Sayangnya, harapan hanya tinggal harapan. Tidak pernah setiap menghadapi Ramadan, harga stabil. Permintaan meningkat banyak dimanfaatkan para mafia, agar bisa meraih keuntungan sebesar-besarnya. Ketika harga ekspor lebih tinggi, maka tidak sedikit para pengusaha memilih menjual barang tertentu ke luar negeri dibanding memenuhi kebutuhan dalam negeri.
Upaya pemerintah menciptakan kestabilan harga hanyalah bersifat parsial, seperti operasi pasar atau subsidi sementara. Ketika oprasi pasar dan subsidi berhenti, masyarakat kembali dihadapkan dengan harga melambung tinggi yang sangat menyengsarakan. Operasi pasar dan subsidi seringkali tidak tepat sasaran, hanya menyentuh sebagian masyarakat, serta telah memancing orang kaya yang serakah untuk menimbun.
Fakta tersebut menunjukkan bahwa dalam sistem kapitalisme yang diterapkan di negeri ini, negara hanya berperan menyediakan barang yang dibutuhkan konsumen yang mampu membeli, tapi tidak akan bersusah payah memenuhi kebutuhan rakyat yang sedikit memiliki uang. Karena kebijakan yang dibuat negara hanya berpihak pada oligarki yang mendukung para pejabat saat kontestasi pemilu hingga naik ke kursi kekuasaan. Negara tidak berdaya di hadapan para mafia ketika mereka menghendaki keuntungan berlipat-lipat dengan menaikkan harga selangit, walaupun kehidupan rakyat kian terimpit.
Kapitalisme meniscayakan penguasa hanya sebagai regulator dan fasilitator. Pemenuhan kebutuhan rakyat, distribusi, dan harga diserahkan kepada korporasi.
Berbeda dengan Khilafah sebagai pemerintahan yang didasarkan kepada akidah Islam. Khilafah akan menjamin tersedianya pangan dengan harga terjangkau melalui penerapan sistem ekonomi Islam.
Negara hadir meringankan beban rakyat sebagai tanggung jawabnya. Negara tidak akan membiarkan tumbuh subur para mafia mengalahkan peran negara. Penjamin tersedianya pangan dan pengendali distribusi ada pada negara, bukan para mafia. Para pejabat negara tidak saling ketergantungan dengan para pengusaha.

_DATA HASIL EKSTRAKSI_.

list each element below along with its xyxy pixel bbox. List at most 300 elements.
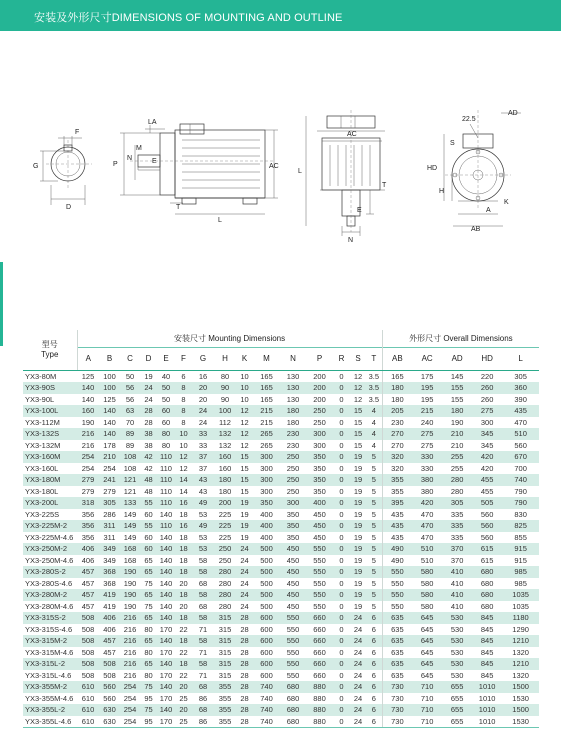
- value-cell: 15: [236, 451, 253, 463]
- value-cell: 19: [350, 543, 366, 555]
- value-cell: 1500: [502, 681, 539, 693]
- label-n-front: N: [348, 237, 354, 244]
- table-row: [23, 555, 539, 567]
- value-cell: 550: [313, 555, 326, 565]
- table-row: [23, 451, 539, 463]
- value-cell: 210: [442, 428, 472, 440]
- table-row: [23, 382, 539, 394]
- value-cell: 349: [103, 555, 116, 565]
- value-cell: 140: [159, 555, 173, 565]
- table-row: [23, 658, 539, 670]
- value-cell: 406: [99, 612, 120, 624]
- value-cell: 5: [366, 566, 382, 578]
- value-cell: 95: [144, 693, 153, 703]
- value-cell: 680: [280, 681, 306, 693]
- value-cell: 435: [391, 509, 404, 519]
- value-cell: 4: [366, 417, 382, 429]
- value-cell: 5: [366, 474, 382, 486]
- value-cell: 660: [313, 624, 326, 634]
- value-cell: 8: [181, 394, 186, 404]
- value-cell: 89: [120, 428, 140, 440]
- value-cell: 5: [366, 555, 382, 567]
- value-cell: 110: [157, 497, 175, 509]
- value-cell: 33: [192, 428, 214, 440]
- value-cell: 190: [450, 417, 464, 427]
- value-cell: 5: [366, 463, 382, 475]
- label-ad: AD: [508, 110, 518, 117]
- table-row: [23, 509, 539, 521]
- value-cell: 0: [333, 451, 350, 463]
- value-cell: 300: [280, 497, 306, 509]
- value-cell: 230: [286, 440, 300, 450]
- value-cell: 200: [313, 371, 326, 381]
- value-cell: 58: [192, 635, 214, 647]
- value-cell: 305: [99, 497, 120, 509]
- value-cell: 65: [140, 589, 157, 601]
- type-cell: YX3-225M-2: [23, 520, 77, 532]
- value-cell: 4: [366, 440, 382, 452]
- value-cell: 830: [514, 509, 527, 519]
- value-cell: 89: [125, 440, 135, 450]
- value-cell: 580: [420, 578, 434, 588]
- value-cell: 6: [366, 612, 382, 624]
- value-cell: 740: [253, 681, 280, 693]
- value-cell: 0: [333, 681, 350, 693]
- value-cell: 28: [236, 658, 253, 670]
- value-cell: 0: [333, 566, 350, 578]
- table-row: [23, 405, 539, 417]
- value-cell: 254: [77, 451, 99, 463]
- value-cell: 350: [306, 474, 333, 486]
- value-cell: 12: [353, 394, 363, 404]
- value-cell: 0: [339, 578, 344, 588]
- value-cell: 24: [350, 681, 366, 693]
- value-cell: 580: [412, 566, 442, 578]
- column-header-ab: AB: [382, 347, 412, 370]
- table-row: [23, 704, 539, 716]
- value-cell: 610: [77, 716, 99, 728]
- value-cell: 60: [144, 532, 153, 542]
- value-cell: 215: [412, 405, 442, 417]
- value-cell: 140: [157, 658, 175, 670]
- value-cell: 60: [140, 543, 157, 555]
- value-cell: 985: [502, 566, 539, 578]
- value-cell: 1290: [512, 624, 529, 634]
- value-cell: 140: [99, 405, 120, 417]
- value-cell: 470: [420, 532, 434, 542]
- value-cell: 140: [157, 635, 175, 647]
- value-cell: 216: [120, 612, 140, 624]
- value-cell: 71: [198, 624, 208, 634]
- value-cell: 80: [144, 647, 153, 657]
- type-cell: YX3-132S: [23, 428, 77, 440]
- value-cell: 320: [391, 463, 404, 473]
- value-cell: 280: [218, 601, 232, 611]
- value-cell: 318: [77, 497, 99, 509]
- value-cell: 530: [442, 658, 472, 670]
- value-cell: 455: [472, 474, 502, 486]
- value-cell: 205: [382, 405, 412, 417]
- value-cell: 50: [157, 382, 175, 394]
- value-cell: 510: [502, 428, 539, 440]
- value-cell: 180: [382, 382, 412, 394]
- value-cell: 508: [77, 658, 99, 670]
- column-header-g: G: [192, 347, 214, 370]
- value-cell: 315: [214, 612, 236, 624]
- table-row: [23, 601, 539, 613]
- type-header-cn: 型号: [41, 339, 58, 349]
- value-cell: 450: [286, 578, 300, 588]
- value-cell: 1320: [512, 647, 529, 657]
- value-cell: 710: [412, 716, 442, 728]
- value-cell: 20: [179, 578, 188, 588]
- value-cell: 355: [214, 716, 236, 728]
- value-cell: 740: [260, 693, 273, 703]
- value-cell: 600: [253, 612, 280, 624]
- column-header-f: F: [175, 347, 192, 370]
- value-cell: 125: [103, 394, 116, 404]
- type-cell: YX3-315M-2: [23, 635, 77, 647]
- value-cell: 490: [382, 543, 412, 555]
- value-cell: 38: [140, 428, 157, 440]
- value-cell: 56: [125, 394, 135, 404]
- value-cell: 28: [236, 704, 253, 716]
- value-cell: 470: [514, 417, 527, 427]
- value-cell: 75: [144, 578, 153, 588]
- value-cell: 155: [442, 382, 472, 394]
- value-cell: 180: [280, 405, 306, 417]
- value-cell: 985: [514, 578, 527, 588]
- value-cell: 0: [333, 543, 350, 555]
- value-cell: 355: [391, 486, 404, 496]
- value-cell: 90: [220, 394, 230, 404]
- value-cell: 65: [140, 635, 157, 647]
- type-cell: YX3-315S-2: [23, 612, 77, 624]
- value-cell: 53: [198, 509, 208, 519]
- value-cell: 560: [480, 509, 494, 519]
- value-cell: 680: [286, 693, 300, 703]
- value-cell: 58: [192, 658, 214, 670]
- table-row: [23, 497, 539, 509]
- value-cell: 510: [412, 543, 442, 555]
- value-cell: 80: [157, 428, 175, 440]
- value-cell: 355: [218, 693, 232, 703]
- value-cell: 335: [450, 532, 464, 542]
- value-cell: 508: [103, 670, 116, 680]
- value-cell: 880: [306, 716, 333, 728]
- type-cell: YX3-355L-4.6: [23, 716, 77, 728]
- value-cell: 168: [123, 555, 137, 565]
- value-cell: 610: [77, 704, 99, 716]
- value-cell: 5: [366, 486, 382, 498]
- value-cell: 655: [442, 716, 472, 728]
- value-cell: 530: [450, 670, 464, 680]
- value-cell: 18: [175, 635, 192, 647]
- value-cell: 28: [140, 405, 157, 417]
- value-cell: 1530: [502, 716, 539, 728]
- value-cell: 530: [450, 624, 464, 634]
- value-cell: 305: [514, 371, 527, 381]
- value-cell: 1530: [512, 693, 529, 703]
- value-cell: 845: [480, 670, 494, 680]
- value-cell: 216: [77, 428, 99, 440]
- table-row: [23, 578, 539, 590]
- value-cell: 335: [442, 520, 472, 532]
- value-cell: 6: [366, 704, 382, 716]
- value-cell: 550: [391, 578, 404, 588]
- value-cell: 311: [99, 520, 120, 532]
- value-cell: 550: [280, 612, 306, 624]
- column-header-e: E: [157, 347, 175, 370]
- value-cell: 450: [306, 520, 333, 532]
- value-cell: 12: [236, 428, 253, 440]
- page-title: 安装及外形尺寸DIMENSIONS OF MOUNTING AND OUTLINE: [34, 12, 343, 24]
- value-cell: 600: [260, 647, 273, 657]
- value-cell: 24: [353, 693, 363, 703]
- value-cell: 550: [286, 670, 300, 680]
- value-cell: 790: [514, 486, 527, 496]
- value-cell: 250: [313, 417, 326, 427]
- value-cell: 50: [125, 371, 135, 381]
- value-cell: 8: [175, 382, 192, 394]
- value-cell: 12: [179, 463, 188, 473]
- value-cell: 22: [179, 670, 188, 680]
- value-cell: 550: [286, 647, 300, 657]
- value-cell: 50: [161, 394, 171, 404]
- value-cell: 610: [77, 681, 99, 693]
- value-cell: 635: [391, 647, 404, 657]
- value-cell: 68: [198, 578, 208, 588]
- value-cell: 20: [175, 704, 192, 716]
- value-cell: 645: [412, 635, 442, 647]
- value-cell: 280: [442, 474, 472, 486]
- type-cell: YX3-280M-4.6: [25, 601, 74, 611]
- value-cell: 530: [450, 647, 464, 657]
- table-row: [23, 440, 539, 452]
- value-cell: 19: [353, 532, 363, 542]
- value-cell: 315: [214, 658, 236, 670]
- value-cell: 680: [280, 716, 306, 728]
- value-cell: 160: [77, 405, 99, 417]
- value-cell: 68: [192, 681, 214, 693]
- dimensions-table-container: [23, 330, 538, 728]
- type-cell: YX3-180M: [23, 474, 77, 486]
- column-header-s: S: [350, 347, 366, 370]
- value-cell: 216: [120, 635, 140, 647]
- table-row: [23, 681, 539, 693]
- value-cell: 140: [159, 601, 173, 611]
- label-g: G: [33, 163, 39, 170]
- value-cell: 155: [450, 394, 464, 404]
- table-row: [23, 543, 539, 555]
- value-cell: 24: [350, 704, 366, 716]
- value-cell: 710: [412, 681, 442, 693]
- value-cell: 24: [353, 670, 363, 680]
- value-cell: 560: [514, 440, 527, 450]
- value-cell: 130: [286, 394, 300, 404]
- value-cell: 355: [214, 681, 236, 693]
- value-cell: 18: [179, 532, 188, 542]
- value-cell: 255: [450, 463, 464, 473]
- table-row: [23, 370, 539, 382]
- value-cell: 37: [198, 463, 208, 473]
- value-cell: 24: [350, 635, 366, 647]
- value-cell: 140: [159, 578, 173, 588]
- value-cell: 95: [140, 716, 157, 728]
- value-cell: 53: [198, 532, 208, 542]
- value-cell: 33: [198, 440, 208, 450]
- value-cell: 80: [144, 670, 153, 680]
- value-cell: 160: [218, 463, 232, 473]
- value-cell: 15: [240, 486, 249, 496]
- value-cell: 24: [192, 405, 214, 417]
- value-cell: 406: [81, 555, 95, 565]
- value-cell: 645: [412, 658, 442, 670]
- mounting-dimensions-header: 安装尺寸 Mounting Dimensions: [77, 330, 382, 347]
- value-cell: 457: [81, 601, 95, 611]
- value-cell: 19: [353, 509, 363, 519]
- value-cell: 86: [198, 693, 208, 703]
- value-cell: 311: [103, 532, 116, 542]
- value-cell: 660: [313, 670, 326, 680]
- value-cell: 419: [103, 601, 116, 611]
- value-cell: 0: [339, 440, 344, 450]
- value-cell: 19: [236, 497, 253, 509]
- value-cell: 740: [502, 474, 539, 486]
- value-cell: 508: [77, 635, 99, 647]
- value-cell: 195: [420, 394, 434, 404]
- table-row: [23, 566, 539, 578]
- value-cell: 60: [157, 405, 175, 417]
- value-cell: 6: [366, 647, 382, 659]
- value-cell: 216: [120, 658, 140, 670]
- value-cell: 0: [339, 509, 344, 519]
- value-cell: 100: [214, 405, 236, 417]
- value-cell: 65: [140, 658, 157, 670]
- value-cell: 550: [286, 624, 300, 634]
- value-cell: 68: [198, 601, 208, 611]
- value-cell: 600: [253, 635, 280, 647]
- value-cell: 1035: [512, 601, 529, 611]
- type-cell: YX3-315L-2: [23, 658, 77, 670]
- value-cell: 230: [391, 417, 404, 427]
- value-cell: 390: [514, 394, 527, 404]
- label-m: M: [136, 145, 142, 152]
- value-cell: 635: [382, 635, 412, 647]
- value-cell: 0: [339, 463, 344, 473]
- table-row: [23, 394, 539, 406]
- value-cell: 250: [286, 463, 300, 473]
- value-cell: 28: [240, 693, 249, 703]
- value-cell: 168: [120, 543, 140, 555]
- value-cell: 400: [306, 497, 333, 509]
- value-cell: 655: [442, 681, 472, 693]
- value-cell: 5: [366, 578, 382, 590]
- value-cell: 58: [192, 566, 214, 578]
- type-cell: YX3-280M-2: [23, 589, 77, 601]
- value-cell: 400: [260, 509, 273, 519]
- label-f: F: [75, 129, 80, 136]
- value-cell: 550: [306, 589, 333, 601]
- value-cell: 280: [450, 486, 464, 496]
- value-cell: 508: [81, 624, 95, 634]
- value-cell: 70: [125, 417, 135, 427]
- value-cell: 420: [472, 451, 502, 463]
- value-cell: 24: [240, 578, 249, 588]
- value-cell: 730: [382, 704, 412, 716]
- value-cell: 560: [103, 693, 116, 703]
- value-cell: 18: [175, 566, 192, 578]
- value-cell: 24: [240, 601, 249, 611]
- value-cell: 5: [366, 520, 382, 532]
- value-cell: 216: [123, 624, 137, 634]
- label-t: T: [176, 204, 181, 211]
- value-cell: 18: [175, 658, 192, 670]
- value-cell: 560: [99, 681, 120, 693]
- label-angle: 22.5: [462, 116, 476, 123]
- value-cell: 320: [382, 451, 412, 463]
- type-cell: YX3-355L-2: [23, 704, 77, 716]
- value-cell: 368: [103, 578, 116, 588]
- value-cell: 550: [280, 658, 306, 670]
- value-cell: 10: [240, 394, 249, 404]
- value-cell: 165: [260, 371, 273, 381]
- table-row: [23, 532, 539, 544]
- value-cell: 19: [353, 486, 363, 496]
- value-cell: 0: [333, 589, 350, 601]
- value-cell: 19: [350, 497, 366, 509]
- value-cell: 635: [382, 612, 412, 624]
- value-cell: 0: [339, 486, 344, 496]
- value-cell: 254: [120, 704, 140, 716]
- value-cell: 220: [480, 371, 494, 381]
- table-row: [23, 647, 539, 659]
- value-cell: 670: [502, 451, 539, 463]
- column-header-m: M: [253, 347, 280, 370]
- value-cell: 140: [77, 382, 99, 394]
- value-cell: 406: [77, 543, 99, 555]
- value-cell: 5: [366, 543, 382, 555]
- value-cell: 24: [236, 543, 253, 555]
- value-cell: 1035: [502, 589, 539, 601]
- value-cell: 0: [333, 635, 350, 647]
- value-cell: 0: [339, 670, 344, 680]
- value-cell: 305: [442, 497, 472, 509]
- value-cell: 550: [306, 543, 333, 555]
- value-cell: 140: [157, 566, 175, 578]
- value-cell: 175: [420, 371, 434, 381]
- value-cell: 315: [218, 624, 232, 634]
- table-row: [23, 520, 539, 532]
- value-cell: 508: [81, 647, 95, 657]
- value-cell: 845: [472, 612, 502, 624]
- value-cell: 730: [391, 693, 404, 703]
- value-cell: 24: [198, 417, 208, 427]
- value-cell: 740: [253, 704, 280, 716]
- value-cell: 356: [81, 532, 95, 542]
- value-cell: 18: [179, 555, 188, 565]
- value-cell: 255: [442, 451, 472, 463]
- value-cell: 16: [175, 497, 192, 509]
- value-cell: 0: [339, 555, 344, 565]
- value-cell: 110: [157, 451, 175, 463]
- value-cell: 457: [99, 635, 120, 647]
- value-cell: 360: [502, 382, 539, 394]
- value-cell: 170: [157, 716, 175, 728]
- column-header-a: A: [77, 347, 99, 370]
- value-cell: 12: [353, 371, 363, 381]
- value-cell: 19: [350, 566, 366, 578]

_TUGAS YANG DIKERJAKAN_.
1. Jawablah pertanyaan berikut berdasarkan teks tentang harga pangan menjelang Ramadan.
(a) Apa yang dipilih tidak sedikit pengusaha ketika harga ekspor lebih tinggi?
(b) Apa saja contoh upaya parsial pemerintah untuk menciptakan kestabilan harga yang disebutkan?
(c) Menurut teks, kapitalisme meniscayakan penguasa hanya berperan sebagai apa?
2. Lanjutkan teks tentang harga pangan menjelang Ramadan mulai dari kalimat terakhirnya.

_JAWABAN TERTULIS_.
1.
(a) Mereka memilih menjual barang tertentu ke luar negeri dibanding memenuhi kebutuhan dalam negeri.
(b) Operasi pasar atau subsidi sementara.
(c) Sebagai regulator dan fasilitator.

2.
Untuk kebijakan ekspor, negara hanya membolehkan jika stok di dalam negeri sudah tercukupi. Selain itu,nnegara akan menciptakan ketahanan pangan dengan meminimalisasi impor, tetapi memberdayakan dengan maksimal SDA dalam negeri. Upaya intensifikasi dan ekstensifikasi pertanian akan terus dikembangkan. Negara akan memantau ketersediaan bahan pangan jangan sampai satu wilayah kekurangan, sementara wilayah lain surplus. Dari wilayah yang surplus, negara akan membelinya, selanjutnya didistribusikan kepada wilayah yang kekurangan. Negara tidak akan mengambil kebijakan pematokan harga karena bisa menzalimi pedagang ataupun pembeli. Di samping itu, yang tidak kalah penting dalam khilafah adalah tidak ada penentuan pajak perdagangan ataupun PPN. Harga pangan terjangkau bisa dirasakan rakyat tidak hanya di bulan Ramadan saja, melainkan di setiap bulan. Ibadah bisa lebih khusyuk untuk mengumpulkan pundi-pundi pahala terlebih di bulan Ramadan. Maka, ketakwaan yang menjadi tujuan ibadah di bulan Ramadan bisa dirasakan banyak jiwa. Sebagaimana firman Allah Swt. yang artinya:
"Hai orang-orang yang beriman, diwajibkan kepadamu berpuasa sebagaimana diwajibkan atas orang-orang sebelum kamu agar kamu bertakwa." (QS. Al-Baqarah : 183)
WalLaahu a'lam bish shawaab.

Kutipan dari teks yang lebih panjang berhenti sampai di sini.